● **Exercise directions**:
In the listing below, identify each line with the word "colordict" and return those lines.

******************************

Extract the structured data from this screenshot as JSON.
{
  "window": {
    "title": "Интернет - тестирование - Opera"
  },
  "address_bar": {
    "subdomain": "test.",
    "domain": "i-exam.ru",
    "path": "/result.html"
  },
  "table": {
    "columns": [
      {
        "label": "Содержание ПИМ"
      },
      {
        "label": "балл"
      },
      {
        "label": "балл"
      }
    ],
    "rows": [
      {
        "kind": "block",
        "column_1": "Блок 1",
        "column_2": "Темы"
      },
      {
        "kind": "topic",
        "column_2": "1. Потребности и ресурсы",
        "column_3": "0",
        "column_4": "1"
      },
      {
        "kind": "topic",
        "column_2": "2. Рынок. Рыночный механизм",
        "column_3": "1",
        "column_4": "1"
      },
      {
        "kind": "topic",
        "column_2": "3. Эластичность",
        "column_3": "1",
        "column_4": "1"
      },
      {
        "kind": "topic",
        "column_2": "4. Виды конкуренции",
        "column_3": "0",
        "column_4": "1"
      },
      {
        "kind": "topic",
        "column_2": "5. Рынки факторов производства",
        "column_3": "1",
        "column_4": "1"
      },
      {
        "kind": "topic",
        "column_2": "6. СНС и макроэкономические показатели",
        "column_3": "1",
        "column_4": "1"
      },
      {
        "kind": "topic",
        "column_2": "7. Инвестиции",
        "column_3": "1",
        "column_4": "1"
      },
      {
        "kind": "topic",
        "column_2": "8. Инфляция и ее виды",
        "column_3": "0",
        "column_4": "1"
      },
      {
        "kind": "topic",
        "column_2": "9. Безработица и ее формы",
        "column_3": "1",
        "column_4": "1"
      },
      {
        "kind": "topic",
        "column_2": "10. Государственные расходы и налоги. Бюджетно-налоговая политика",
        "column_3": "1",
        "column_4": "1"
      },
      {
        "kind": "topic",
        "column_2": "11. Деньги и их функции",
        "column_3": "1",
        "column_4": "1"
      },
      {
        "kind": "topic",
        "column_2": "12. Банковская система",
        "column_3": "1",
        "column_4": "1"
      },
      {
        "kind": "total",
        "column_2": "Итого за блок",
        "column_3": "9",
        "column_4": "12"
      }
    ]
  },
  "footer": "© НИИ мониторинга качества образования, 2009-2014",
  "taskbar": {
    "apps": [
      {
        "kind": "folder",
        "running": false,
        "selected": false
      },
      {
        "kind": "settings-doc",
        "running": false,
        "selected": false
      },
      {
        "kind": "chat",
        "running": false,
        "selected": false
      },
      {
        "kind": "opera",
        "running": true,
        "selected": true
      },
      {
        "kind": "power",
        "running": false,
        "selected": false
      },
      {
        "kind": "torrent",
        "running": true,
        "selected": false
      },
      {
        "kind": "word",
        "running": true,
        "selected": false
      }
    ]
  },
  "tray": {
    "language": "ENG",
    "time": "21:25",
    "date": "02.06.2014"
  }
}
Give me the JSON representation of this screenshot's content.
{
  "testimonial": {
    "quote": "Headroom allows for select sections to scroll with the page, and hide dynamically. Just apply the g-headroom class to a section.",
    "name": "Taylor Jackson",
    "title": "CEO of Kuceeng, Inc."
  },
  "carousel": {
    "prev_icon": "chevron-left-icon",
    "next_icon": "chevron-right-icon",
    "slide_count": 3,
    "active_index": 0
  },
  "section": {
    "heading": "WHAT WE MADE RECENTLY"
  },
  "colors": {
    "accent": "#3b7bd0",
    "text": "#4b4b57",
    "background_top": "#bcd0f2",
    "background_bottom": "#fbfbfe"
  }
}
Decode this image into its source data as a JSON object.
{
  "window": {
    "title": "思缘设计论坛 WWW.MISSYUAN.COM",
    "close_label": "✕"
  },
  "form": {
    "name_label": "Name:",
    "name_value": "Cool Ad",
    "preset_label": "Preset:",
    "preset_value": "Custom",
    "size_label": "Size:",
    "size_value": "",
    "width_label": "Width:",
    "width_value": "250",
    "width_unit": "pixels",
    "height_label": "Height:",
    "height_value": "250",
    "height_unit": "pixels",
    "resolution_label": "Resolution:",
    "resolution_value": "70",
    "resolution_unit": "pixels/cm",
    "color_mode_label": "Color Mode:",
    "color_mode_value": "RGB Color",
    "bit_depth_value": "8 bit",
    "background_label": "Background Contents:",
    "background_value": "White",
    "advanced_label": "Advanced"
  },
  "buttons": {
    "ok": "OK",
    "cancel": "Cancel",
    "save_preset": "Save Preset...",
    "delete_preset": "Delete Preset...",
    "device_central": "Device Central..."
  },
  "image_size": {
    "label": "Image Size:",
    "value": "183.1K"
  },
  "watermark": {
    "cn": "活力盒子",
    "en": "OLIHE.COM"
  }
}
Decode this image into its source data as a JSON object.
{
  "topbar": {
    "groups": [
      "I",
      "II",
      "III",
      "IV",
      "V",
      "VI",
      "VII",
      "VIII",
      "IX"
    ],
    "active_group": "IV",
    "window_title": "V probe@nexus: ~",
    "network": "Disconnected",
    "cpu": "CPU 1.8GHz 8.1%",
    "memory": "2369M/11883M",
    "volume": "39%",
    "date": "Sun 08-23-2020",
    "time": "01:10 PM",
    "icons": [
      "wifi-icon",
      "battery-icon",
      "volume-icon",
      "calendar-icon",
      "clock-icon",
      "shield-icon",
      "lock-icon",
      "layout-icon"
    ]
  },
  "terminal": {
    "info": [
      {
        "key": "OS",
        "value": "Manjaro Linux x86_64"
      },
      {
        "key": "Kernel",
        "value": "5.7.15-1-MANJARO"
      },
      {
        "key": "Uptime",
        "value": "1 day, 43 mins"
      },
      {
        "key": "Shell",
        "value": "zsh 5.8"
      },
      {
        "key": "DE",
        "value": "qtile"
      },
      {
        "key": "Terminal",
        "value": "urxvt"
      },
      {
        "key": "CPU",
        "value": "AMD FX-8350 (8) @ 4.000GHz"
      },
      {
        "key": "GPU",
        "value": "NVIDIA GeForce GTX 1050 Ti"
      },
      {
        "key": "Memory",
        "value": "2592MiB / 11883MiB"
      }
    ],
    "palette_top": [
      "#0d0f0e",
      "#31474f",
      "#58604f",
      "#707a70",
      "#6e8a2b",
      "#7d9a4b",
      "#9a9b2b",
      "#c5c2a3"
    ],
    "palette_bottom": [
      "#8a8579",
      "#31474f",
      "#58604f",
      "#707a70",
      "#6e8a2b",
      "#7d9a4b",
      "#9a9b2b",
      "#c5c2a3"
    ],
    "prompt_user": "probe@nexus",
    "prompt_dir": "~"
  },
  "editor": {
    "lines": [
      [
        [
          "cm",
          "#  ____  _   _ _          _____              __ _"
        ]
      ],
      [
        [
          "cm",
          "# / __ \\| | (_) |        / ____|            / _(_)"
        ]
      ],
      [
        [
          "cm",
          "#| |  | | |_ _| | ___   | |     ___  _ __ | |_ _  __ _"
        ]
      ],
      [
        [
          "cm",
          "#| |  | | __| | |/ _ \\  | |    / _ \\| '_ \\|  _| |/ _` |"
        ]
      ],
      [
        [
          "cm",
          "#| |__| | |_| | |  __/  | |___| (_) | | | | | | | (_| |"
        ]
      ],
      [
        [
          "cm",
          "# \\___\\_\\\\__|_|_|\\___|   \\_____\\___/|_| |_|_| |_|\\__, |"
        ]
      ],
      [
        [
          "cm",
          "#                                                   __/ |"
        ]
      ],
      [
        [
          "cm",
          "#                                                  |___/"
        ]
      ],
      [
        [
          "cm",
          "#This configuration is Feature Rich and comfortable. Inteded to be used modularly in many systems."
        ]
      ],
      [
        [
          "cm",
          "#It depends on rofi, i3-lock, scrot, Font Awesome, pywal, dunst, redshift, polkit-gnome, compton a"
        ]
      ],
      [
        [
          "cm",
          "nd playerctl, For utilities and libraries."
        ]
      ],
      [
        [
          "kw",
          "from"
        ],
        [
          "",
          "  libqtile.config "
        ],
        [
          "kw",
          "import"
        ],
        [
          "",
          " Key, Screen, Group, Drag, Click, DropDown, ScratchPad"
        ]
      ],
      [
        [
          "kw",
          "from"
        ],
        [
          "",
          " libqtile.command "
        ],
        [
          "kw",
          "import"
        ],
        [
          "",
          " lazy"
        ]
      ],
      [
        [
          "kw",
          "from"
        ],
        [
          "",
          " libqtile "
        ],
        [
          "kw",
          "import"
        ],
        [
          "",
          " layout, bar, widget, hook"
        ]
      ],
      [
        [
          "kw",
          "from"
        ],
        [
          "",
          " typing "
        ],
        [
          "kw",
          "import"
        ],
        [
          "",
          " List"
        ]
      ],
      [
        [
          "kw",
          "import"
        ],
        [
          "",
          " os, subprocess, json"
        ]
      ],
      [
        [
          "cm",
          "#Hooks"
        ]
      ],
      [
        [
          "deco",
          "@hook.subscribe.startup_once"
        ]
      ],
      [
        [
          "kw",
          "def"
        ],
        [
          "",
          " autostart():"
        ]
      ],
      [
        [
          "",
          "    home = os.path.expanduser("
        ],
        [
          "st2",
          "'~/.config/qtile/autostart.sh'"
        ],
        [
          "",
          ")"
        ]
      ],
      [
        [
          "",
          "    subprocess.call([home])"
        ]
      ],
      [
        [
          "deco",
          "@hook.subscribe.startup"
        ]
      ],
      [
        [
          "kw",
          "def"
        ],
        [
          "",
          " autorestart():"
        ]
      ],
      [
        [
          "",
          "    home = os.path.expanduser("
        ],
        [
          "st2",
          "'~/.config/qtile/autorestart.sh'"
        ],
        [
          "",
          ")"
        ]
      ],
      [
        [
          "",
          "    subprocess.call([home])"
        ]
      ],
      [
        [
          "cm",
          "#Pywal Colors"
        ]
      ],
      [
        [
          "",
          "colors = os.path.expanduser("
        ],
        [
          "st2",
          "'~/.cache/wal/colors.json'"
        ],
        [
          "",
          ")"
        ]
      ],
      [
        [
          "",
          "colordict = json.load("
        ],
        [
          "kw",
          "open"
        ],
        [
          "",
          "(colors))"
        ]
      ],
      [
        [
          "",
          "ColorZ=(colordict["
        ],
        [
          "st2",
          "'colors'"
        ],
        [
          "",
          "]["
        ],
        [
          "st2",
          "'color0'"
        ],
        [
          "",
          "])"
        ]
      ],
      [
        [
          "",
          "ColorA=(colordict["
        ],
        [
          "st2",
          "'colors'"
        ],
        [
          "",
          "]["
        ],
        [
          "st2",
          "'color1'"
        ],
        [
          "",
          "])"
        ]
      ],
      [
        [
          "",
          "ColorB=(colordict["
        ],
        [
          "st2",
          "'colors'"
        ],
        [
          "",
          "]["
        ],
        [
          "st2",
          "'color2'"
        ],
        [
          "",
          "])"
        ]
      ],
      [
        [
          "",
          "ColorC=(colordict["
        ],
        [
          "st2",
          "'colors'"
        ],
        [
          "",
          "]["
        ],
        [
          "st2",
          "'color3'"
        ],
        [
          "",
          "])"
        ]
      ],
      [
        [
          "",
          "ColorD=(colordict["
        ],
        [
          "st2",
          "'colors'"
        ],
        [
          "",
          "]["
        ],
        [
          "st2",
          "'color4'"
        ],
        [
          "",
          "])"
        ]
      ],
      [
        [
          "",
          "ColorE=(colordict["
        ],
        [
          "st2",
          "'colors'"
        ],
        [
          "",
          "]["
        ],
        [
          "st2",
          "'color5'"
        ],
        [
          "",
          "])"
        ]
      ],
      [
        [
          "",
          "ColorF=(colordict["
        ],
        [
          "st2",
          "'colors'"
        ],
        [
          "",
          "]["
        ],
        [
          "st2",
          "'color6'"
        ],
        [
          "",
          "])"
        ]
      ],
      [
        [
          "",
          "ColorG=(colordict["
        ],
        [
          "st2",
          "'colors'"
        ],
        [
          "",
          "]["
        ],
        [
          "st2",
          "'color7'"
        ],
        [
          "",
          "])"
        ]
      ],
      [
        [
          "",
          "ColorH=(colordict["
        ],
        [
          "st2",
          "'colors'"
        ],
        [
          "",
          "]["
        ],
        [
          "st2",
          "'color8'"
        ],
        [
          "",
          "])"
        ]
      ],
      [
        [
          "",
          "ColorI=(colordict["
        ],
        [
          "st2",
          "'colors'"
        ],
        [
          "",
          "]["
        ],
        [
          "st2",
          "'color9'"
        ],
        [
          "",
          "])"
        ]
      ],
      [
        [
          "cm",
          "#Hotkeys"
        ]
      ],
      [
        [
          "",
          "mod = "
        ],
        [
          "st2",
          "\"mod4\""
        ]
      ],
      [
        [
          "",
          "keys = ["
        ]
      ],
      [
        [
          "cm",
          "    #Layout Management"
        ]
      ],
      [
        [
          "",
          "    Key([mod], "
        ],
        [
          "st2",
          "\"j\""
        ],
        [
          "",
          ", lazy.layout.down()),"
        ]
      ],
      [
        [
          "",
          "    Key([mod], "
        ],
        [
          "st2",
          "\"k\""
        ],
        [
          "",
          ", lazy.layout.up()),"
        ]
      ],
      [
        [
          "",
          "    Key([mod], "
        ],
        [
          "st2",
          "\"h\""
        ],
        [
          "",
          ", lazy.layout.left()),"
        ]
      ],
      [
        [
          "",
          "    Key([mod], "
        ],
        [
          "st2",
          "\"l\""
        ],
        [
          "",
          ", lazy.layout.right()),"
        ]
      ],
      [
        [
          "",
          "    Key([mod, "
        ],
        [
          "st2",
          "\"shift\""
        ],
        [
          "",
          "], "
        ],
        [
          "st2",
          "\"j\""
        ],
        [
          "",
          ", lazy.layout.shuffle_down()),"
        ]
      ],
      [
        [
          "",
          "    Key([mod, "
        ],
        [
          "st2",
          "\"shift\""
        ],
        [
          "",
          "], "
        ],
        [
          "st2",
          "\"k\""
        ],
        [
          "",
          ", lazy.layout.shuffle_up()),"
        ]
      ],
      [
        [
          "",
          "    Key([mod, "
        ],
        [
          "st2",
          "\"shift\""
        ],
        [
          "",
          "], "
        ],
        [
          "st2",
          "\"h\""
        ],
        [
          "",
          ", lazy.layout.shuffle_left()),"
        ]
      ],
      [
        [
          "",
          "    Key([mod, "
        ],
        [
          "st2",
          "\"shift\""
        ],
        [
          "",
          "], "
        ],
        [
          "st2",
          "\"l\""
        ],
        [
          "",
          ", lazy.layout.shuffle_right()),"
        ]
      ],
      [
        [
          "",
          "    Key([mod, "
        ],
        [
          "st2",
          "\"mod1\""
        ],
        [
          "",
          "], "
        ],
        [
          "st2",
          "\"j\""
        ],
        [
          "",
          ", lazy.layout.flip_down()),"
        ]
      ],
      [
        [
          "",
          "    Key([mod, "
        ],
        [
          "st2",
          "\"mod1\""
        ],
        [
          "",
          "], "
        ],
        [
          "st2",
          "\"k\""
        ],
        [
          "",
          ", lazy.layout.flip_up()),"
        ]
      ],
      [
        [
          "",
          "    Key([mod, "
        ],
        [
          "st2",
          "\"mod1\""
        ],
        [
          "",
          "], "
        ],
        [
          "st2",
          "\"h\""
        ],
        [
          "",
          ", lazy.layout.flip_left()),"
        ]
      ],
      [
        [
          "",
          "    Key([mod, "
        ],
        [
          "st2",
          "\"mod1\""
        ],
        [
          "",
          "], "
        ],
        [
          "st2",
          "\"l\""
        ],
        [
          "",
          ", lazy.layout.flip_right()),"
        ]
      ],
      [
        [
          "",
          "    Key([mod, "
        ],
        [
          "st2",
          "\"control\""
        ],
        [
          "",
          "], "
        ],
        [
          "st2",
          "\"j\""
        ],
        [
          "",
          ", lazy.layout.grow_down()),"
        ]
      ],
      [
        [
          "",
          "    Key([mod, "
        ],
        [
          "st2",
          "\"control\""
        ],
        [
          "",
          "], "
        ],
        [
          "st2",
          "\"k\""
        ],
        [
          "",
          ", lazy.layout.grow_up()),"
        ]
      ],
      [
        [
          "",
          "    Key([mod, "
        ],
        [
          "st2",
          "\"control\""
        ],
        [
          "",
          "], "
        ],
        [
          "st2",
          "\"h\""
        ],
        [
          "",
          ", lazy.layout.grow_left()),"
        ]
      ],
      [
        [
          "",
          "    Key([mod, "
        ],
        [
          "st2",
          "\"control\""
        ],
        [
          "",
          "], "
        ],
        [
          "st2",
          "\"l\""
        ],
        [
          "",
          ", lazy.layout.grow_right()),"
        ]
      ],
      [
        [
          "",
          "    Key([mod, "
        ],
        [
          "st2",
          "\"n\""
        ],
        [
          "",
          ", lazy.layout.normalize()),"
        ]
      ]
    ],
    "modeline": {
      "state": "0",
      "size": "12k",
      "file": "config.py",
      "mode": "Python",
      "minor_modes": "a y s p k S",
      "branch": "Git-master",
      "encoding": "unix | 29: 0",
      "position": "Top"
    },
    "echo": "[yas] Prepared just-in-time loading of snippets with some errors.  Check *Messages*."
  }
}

******************************

● **Problem solution**:
          "colordict = json.load("
          "ColorZ=(colordict["
          "ColorA=(colordict["
          "ColorB=(colordict["
          "ColorC=(colordict["
          "ColorD=(colordict["
          "ColorE=(colordict["
          "ColorF=(colordict["
          "ColorG=(colordict["
          "ColorH=(colordict["
          "ColorI=(colordict["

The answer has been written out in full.